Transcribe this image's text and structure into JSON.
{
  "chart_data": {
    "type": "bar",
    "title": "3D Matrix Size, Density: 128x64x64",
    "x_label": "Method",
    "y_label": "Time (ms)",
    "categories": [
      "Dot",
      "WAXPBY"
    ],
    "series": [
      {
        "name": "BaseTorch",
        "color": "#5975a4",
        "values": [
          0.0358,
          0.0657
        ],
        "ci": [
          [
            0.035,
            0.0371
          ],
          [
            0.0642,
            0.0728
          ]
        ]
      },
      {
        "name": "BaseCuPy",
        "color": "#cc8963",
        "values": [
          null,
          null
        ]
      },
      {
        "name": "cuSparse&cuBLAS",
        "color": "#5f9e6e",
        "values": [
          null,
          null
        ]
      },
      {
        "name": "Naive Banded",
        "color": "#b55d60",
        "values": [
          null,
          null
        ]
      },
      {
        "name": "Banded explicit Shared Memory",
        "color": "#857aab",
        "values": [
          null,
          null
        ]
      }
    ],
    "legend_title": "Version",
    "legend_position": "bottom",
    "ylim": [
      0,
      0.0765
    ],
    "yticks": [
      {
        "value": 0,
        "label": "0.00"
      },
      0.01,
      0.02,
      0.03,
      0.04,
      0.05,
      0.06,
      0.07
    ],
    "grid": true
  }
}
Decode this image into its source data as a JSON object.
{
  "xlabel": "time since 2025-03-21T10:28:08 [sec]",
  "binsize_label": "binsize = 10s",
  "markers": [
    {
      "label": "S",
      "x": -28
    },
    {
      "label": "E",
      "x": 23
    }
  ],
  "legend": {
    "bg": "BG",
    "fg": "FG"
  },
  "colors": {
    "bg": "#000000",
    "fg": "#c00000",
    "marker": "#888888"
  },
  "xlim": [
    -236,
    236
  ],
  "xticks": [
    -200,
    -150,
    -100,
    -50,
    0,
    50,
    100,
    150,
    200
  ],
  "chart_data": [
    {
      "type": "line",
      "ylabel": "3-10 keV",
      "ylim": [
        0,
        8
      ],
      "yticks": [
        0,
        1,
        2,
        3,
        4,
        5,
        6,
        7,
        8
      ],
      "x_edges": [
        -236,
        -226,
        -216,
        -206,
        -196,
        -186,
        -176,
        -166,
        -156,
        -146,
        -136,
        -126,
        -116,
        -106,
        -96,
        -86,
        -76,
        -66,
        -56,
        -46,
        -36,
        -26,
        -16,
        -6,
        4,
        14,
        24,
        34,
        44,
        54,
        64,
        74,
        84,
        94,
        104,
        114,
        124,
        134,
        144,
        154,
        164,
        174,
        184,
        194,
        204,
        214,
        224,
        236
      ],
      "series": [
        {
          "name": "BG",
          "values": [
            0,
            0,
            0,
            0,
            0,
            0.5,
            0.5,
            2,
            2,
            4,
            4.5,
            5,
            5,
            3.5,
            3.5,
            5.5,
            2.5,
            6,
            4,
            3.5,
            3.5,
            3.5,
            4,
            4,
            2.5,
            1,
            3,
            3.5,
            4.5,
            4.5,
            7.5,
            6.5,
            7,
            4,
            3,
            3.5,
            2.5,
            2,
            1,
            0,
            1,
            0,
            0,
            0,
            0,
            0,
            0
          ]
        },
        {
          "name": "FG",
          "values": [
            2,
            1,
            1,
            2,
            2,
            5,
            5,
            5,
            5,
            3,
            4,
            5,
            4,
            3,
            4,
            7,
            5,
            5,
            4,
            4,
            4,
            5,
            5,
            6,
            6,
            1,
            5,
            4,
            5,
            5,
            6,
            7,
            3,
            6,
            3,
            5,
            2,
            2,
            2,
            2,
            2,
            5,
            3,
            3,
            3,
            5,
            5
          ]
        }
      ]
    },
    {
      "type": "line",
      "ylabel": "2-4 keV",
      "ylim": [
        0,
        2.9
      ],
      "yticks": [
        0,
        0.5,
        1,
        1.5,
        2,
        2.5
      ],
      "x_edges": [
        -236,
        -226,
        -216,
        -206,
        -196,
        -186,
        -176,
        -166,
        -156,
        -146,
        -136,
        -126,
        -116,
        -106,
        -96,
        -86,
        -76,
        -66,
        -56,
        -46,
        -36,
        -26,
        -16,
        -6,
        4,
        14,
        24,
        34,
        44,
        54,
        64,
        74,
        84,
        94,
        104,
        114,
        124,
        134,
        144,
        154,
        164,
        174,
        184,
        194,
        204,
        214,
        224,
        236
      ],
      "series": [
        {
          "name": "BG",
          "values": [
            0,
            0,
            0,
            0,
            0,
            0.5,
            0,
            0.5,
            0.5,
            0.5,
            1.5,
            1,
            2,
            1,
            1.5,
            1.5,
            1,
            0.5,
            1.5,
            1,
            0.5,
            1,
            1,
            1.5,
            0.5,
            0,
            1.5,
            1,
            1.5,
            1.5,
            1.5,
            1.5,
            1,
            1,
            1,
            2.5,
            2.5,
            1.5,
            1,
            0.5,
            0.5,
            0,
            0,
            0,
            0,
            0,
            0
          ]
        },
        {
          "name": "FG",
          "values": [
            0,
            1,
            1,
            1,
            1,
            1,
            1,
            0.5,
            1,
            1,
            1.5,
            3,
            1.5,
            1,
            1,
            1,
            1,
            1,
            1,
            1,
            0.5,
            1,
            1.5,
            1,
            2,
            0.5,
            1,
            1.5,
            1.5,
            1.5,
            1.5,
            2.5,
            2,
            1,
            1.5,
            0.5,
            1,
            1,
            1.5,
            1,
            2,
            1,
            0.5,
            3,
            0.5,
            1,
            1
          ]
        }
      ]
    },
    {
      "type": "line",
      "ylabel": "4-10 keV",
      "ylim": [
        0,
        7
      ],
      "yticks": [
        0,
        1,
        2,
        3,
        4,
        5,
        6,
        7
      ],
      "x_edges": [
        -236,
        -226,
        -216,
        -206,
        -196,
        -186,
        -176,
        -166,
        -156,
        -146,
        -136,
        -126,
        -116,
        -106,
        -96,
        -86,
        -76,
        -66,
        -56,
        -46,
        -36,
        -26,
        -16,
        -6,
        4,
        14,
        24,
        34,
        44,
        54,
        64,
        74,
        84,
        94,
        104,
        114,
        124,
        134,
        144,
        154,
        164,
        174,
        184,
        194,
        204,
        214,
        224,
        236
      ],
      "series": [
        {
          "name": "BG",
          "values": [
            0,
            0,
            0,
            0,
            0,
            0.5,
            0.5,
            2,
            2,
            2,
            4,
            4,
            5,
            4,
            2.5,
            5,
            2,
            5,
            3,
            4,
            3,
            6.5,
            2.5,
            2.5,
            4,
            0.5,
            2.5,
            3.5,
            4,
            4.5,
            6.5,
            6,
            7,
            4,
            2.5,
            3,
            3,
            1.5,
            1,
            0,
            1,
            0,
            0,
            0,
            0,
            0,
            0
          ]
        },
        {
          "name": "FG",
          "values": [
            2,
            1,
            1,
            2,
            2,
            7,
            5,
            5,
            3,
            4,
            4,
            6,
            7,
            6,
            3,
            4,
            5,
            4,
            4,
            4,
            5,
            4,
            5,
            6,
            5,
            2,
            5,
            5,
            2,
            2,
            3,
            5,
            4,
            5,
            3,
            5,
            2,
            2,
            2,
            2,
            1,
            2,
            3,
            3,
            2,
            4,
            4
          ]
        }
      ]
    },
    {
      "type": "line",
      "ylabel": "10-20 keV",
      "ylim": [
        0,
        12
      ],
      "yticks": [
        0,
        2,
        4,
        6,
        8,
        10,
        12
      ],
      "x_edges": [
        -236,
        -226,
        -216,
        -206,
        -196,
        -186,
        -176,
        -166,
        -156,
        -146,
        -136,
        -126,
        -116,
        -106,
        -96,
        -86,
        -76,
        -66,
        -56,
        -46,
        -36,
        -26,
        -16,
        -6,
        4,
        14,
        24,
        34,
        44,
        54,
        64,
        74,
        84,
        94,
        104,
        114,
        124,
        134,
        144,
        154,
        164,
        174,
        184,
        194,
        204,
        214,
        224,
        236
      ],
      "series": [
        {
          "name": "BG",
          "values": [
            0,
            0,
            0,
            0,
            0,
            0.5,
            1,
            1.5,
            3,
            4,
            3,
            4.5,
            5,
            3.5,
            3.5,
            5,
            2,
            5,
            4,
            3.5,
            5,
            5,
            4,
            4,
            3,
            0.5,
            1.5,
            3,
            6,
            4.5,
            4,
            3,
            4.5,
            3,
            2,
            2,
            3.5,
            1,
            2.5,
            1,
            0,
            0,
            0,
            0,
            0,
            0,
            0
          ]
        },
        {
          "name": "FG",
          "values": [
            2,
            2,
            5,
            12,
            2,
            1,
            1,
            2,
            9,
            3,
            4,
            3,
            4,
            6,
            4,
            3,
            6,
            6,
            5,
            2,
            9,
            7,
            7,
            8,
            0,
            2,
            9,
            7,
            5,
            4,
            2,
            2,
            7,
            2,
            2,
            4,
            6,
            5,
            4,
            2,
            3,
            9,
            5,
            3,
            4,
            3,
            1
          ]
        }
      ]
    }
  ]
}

---

* STATED PROBLEM
Gather each line in these records that contains the string "JSON".

* SOLUTION
Transcribe this image's text and structure into JSON.
Decode this image into its source data as a JSON object.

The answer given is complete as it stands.